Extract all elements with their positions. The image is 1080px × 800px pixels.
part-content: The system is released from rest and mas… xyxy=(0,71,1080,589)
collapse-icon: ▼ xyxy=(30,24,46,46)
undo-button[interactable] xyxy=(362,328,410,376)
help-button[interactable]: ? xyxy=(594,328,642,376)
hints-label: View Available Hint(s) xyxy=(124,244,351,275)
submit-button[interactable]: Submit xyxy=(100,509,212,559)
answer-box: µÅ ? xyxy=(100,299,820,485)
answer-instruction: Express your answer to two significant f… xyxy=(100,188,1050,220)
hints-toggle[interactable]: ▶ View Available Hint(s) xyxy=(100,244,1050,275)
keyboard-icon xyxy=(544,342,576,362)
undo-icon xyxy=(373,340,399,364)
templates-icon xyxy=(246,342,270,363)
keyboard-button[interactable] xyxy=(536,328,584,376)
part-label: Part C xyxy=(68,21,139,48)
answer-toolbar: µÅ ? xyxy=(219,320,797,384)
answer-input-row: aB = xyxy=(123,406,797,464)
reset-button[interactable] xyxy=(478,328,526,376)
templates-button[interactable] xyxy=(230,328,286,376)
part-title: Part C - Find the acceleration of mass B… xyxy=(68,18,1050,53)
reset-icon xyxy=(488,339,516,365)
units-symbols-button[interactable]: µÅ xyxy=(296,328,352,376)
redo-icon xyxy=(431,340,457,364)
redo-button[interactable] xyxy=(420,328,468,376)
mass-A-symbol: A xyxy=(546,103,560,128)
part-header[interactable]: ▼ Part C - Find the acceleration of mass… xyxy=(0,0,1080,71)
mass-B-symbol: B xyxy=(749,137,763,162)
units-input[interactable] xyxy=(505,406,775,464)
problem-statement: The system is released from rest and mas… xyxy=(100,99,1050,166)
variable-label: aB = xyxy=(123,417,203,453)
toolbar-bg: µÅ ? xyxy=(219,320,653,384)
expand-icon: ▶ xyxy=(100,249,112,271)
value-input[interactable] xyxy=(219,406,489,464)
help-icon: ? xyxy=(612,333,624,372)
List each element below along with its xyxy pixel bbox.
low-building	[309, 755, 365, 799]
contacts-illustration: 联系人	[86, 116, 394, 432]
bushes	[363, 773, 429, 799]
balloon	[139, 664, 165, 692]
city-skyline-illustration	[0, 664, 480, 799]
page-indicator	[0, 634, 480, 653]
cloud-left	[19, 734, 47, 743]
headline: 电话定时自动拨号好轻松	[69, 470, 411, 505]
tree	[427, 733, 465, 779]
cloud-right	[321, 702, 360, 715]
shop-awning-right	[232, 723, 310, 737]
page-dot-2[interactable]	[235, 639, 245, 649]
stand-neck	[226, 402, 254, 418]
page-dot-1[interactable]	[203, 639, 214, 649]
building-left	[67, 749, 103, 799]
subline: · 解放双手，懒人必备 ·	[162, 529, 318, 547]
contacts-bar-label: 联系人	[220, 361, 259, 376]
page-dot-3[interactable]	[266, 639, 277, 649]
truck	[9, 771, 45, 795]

====

Job:
Report each line of the material above that contains the string "part", copying every such line in full.

Solved problem:
part-content: The system is released from rest and mas… xyxy=(0,71,1080,589)
part-label: Part C xyxy=(68,21,139,48)
part-title: Part C - Find the acceleration of mass B… xyxy=(68,18,1050,53)
part-header[interactable]: ▼ Part C - Find the acceleration of mass… xyxy=(0,0,1080,71)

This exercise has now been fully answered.